(Extracts from a graphics dataset)

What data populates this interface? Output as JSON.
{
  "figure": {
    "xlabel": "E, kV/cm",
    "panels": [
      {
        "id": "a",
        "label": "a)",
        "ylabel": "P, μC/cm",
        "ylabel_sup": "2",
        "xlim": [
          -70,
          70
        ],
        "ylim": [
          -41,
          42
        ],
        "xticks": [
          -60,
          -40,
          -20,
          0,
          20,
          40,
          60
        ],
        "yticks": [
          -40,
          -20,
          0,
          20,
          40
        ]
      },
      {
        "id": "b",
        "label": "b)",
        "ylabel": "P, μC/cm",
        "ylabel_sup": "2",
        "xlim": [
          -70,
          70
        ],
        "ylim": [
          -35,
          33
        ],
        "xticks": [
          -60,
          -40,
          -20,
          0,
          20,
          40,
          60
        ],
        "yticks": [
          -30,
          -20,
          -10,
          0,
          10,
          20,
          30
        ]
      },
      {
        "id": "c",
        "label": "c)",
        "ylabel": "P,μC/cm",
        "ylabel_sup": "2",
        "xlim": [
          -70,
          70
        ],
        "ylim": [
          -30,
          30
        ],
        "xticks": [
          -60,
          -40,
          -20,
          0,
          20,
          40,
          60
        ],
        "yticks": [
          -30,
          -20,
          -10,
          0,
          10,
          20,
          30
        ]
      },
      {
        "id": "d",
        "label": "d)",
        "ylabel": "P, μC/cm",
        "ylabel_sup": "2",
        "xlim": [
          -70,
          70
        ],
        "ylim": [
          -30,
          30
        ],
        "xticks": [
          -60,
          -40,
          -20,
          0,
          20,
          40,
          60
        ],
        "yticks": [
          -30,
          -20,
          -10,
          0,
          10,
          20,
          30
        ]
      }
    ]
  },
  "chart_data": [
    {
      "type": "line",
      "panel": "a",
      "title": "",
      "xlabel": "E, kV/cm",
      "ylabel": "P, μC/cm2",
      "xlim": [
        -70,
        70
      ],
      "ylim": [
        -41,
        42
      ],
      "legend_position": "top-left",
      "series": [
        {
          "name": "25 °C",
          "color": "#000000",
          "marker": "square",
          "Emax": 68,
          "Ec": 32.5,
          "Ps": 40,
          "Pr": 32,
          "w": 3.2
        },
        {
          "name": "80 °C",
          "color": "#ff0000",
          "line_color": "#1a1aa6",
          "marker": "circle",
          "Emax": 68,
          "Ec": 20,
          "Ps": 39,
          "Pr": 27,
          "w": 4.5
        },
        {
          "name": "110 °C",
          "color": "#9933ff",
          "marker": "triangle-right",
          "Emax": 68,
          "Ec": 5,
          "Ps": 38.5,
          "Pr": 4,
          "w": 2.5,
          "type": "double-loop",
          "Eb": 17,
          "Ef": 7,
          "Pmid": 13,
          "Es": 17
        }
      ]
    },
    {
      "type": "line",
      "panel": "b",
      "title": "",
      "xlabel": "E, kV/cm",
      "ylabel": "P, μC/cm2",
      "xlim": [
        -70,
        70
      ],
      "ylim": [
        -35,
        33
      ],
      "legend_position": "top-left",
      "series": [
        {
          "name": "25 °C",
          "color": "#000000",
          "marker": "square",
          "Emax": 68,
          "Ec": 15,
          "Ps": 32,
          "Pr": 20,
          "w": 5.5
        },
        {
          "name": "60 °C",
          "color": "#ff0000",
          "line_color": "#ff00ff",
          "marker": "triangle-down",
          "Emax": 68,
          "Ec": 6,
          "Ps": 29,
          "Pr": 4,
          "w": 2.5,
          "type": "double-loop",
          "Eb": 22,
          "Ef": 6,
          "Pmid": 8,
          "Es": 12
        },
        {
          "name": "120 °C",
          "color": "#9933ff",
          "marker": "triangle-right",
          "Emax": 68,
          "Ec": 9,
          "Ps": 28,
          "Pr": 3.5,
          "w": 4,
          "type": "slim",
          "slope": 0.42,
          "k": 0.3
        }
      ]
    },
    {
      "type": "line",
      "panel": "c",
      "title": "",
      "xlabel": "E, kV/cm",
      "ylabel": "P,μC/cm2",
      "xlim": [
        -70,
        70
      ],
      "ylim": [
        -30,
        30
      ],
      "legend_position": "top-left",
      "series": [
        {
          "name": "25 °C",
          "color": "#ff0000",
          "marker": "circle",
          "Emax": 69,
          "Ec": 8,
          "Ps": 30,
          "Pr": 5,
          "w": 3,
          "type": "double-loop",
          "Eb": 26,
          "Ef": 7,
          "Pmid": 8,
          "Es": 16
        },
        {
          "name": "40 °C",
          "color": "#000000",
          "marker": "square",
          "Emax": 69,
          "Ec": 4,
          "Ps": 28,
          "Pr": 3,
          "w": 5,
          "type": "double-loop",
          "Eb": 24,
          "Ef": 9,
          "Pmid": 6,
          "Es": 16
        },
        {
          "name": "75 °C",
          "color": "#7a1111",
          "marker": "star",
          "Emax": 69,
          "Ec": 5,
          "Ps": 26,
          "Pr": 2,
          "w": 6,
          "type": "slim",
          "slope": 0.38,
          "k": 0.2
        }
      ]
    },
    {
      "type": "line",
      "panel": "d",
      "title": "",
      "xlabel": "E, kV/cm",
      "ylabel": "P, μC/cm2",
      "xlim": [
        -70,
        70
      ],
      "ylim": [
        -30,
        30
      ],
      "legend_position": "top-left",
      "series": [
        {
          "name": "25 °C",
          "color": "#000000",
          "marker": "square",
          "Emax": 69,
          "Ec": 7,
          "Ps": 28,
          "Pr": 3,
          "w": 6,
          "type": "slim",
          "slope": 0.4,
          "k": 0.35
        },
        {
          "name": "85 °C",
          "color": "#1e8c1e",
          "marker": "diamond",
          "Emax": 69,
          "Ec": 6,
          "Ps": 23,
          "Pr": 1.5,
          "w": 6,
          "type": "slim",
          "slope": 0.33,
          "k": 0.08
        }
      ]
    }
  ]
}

*INSTRUCTIONS TO FOLLOW*:
Show the data once more, exactly as it was written.

*SOLUTION FOR THIS EXERCISE*:
What data populates this interface? Output as JSON.
{
  "figure": {
    "xlabel": "E, kV/cm",
    "panels": [
      {
        "id": "a",
        "label": "a)",
        "ylabel": "P, μC/cm",
        "ylabel_sup": "2",
        "xlim": [
          -70,
          70
        ],
        "ylim": [
          -41,
          42
        ],
        "xticks": [
          -60,
          -40,
          -20,
          0,
          20,
          40,
          60
        ],
        "yticks": [
          -40,
          -20,
          0,
          20,
          40
        ]
      },
      {
        "id": "b",
        "label": "b)",
        "ylabel": "P, μC/cm",
        "ylabel_sup": "2",
        "xlim": [
          -70,
          70
        ],
        "ylim": [
          -35,
          33
        ],
        "xticks": [
          -60,
          -40,
          -20,
          0,
          20,
          40,
          60
        ],
        "yticks": [
          -30,
          -20,
          -10,
          0,
          10,
          20,
          30
        ]
      },
      {
        "id": "c",
        "label": "c)",
        "ylabel": "P,μC/cm",
        "ylabel_sup": "2",
        "xlim": [
          -70,
          70
        ],
        "ylim": [
          -30,
          30
        ],
        "xticks": [
          -60,
          -40,
          -20,
          0,
          20,
          40,
          60
        ],
        "yticks": [
          -30,
          -20,
          -10,
          0,
          10,
          20,
          30
        ]
      },
      {
        "id": "d",
        "label": "d)",
        "ylabel": "P, μC/cm",
        "ylabel_sup": "2",
        "xlim": [
          -70,
          70
        ],
        "ylim": [
          -30,
          30
        ],
        "xticks": [
          -60,
          -40,
          -20,
          0,
          20,
          40,
          60
        ],
        "yticks": [
          -30,
          -20,
          -10,
          0,
          10,
          20,
          30
        ]
      }
    ]
  },
  "chart_data": [
    {
      "type": "line",
      "panel": "a",
      "title": "",
      "xlabel": "E, kV/cm",
      "ylabel": "P, μC/cm2",
      "xlim": [
        -70,
        70
      ],
      "ylim": [
        -41,
        42
      ],
      "legend_position": "top-left",
      "series": [
        {
          "name": "25 °C",
          "color": "#000000",
          "marker": "square",
          "Emax": 68,
          "Ec": 32.5,
          "Ps": 40,
          "Pr": 32,
          "w": 3.2
        },
        {
          "name": "80 °C",
          "color": "#ff0000",
          "line_color": "#1a1aa6",
          "marker": "circle",
          "Emax": 68,
          "Ec": 20,
          "Ps": 39,
          "Pr": 27,
          "w": 4.5
        },
        {
          "name": "110 °C",
          "color": "#9933ff",
          "marker": "triangle-right",
          "Emax": 68,
          "Ec": 5,
          "Ps": 38.5,
          "Pr": 4,
          "w": 2.5,
          "type": "double-loop",
          "Eb": 17,
          "Ef": 7,
          "Pmid": 13,
          "Es": 17
        }
      ]
    },
    {
      "type": "line",
      "panel": "b",
      "title": "",
      "xlabel": "E, kV/cm",
      "ylabel": "P, μC/cm2",
      "xlim": [
        -70,
        70
      ],
      "ylim": [
        -35,
        33
      ],
      "legend_position": "top-left",
      "series": [
        {
          "name": "25 °C",
          "color": "#000000",
          "marker": "square",
          "Emax": 68,
          "Ec": 15,
          "Ps": 32,
          "Pr": 20,
          "w": 5.5
        },
        {
          "name": "60 °C",
          "color": "#ff0000",
          "line_color": "#ff00ff",
          "marker": "triangle-down",
          "Emax": 68,
          "Ec": 6,
          "Ps": 29,
          "Pr": 4,
          "w": 2.5,
          "type": "double-loop",
          "Eb": 22,
          "Ef": 6,
          "Pmid": 8,
          "Es": 12
        },
        {
          "name": "120 °C",
          "color": "#9933ff",
          "marker": "triangle-right",
          "Emax": 68,
          "Ec": 9,
          "Ps": 28,
          "Pr": 3.5,
          "w": 4,
          "type": "slim",
          "slope": 0.42,
          "k": 0.3
        }
      ]
    },
    {
      "type": "line",
      "panel": "c",
      "title": "",
      "xlabel": "E, kV/cm",
      "ylabel": "P,μC/cm2",
      "xlim": [
        -70,
        70
      ],
      "ylim": [
        -30,
        30
      ],
      "legend_position": "top-left",
      "series": [
        {
          "name": "25 °C",
          "color": "#ff0000",
          "marker": "circle",
          "Emax": 69,
          "Ec": 8,
          "Ps": 30,
          "Pr": 5,
          "w": 3,
          "type": "double-loop",
          "Eb": 26,
          "Ef": 7,
          "Pmid": 8,
          "Es": 16
        },
        {
          "name": "40 °C",
          "color": "#000000",
          "marker": "square",
          "Emax": 69,
          "Ec": 4,
          "Ps": 28,
          "Pr": 3,
          "w": 5,
          "type": "double-loop",
          "Eb": 24,
          "Ef": 9,
          "Pmid": 6,
          "Es": 16
        },
        {
          "name": "75 °C",
          "color": "#7a1111",
          "marker": "star",
          "Emax": 69,
          "Ec": 5,
          "Ps": 26,
          "Pr": 2,
          "w": 6,
          "type": "slim",
          "slope": 0.38,
          "k": 0.2
        }
      ]
    },
    {
      "type": "line",
      "panel": "d",
      "title": "",
      "xlabel": "E, kV/cm",
      "ylabel": "P, μC/cm2",
      "xlim": [
        -70,
        70
      ],
      "ylim": [
        -30,
        30
      ],
      "legend_position": "top-left",
      "series": [
        {
          "name": "25 °C",
          "color": "#000000",
          "marker": "square",
          "Emax": 69,
          "Ec": 7,
          "Ps": 28,
          "Pr": 3,
          "w": 6,
          "type": "slim",
          "slope": 0.4,
          "k": 0.35
        },
        {
          "name": "85 °C",
          "color": "#1e8c1e",
          "marker": "diamond",
          "Emax": 69,
          "Ec": 6,
          "Ps": 23,
          "Pr": 1.5,
          "w": 6,
          "type": "slim",
          "slope": 0.33,
          "k": 0.08
        }
      ]
    }
  ]
}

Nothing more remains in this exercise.